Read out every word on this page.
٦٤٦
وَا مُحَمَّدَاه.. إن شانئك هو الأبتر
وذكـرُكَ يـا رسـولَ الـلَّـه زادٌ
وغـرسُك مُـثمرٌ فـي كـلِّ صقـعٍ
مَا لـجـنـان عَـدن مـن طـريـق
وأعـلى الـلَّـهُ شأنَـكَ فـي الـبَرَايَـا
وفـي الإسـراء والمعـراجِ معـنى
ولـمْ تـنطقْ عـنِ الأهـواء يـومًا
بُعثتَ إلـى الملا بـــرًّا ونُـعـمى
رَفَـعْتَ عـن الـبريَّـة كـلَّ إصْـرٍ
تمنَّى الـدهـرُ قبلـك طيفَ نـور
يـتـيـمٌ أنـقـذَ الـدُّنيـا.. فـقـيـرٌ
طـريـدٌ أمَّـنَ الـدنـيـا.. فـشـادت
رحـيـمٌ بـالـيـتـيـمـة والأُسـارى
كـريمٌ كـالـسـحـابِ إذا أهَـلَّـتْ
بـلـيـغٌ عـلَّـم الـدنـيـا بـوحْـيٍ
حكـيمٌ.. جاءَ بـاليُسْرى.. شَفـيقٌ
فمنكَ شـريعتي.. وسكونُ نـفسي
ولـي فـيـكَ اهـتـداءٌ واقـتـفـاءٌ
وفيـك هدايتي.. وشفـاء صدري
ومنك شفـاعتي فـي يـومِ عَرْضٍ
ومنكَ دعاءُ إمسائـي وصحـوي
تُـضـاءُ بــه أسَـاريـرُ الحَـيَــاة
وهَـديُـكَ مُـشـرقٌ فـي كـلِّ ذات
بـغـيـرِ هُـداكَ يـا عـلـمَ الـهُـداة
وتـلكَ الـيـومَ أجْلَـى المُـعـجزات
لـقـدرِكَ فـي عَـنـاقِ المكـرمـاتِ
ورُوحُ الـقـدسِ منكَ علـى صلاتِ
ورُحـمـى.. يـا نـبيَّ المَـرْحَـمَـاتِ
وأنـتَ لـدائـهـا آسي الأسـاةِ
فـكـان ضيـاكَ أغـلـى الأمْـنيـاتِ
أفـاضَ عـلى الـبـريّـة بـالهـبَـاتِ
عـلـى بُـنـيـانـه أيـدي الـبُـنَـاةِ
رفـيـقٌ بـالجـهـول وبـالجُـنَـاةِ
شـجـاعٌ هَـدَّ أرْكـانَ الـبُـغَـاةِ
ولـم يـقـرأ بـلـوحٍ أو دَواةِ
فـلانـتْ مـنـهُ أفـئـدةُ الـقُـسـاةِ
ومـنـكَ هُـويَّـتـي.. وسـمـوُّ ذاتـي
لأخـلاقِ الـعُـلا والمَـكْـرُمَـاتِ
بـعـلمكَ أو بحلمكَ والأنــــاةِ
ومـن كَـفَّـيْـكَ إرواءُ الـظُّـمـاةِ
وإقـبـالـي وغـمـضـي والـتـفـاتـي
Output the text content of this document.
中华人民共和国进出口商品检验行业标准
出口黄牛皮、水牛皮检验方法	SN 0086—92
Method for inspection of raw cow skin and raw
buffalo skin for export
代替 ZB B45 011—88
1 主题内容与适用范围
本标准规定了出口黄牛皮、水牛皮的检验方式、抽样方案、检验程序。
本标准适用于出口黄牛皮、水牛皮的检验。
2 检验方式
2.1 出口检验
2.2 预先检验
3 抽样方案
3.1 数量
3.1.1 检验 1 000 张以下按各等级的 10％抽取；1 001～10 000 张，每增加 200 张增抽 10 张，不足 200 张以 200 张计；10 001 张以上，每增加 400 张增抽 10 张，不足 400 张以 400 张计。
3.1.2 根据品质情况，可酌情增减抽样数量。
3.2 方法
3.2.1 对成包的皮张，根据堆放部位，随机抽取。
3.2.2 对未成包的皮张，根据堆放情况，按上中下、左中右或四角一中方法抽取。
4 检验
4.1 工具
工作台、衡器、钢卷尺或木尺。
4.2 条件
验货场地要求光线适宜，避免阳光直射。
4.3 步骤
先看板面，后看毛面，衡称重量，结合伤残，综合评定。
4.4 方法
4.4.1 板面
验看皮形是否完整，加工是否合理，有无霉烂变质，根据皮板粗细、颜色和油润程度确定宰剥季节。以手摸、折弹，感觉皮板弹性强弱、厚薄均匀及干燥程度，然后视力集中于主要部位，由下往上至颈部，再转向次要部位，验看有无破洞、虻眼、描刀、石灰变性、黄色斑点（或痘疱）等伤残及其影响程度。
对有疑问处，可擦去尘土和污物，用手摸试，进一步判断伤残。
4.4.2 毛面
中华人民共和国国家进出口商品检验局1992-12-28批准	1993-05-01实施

· · ·

• Written task
Retype the material above, line by line, exactly.

• Answer to the exercise
Read out every word on this page.
٦٤٦
وَا مُحَمَّدَاه.. إن شانئك هو الأبتر
وذكـرُكَ يـا رسـولَ الـلَّـه زادٌ
وغـرسُك مُـثمرٌ فـي كـلِّ صقـعٍ
مَا لـجـنـان عَـدن مـن طـريـق
وأعـلى الـلَّـهُ شأنَـكَ فـي الـبَرَايَـا
وفـي الإسـراء والمعـراجِ معـنى
ولـمْ تـنطقْ عـنِ الأهـواء يـومًا
بُعثتَ إلـى الملا بـــرًّا ونُـعـمى
رَفَـعْتَ عـن الـبريَّـة كـلَّ إصْـرٍ
تمنَّى الـدهـرُ قبلـك طيفَ نـور
يـتـيـمٌ أنـقـذَ الـدُّنيـا.. فـقـيـرٌ
طـريـدٌ أمَّـنَ الـدنـيـا.. فـشـادت
رحـيـمٌ بـالـيـتـيـمـة والأُسـارى
كـريمٌ كـالـسـحـابِ إذا أهَـلَّـتْ
بـلـيـغٌ عـلَّـم الـدنـيـا بـوحْـيٍ
حكـيمٌ.. جاءَ بـاليُسْرى.. شَفـيقٌ
فمنكَ شـريعتي.. وسكونُ نـفسي
ولـي فـيـكَ اهـتـداءٌ واقـتـفـاءٌ
وفيـك هدايتي.. وشفـاء صدري
ومنك شفـاعتي فـي يـومِ عَرْضٍ
ومنكَ دعاءُ إمسائـي وصحـوي
تُـضـاءُ بــه أسَـاريـرُ الحَـيَــاة
وهَـديُـكَ مُـشـرقٌ فـي كـلِّ ذات
بـغـيـرِ هُـداكَ يـا عـلـمَ الـهُـداة
وتـلكَ الـيـومَ أجْلَـى المُـعـجزات
لـقـدرِكَ فـي عَـنـاقِ المكـرمـاتِ
ورُوحُ الـقـدسِ منكَ علـى صلاتِ
ورُحـمـى.. يـا نـبيَّ المَـرْحَـمَـاتِ
وأنـتَ لـدائـهـا آسي الأسـاةِ
فـكـان ضيـاكَ أغـلـى الأمْـنيـاتِ
أفـاضَ عـلى الـبـريّـة بـالهـبَـاتِ
عـلـى بُـنـيـانـه أيـدي الـبُـنَـاةِ
رفـيـقٌ بـالجـهـول وبـالجُـنَـاةِ
شـجـاعٌ هَـدَّ أرْكـانَ الـبُـغَـاةِ
ولـم يـقـرأ بـلـوحٍ أو دَواةِ
فـلانـتْ مـنـهُ أفـئـدةُ الـقُـسـاةِ
ومـنـكَ هُـويَّـتـي.. وسـمـوُّ ذاتـي
لأخـلاقِ الـعُـلا والمَـكْـرُمَـاتِ
بـعـلمكَ أو بحلمكَ والأنــــاةِ
ومـن كَـفَّـيْـكَ إرواءُ الـظُّـمـاةِ
وإقـبـالـي وغـمـضـي والـتـفـاتـي
Output the text content of this document.
中华人民共和国进出口商品检验行业标准
出口黄牛皮、水牛皮检验方法	SN 0086—92
Method for inspection of raw cow skin and raw
buffalo skin for export
代替 ZB B45 011—88
1 主题内容与适用范围
本标准规定了出口黄牛皮、水牛皮的检验方式、抽样方案、检验程序。
本标准适用于出口黄牛皮、水牛皮的检验。
2 检验方式
2.1 出口检验
2.2 预先检验
3 抽样方案
3.1 数量
3.1.1 检验 1 000 张以下按各等级的 10％抽取；1 001～10 000 张，每增加 200 张增抽 10 张，不足 200 张以 200 张计；10 001 张以上，每增加 400 张增抽 10 张，不足 400 张以 400 张计。
3.1.2 根据品质情况，可酌情增减抽样数量。
3.2 方法
3.2.1 对成包的皮张，根据堆放部位，随机抽取。
3.2.2 对未成包的皮张，根据堆放情况，按上中下、左中右或四角一中方法抽取。
4 检验
4.1 工具
工作台、衡器、钢卷尺或木尺。
4.2 条件
验货场地要求光线适宜，避免阳光直射。
4.3 步骤
先看板面，后看毛面，衡称重量，结合伤残，综合评定。
4.4 方法
4.4.1 板面
验看皮形是否完整，加工是否合理，有无霉烂变质，根据皮板粗细、颜色和油润程度确定宰剥季节。以手摸、折弹，感觉皮板弹性强弱、厚薄均匀及干燥程度，然后视力集中于主要部位，由下往上至颈部，再转向次要部位，验看有无破洞、虻眼、描刀、石灰变性、黄色斑点（或痘疱）等伤残及其影响程度。
对有疑问处，可擦去尘土和污物，用手摸试，进一步判断伤残。
4.4.2 毛面
中华人民共和国国家进出口商品检验局1992-12-28批准	1993-05-01实施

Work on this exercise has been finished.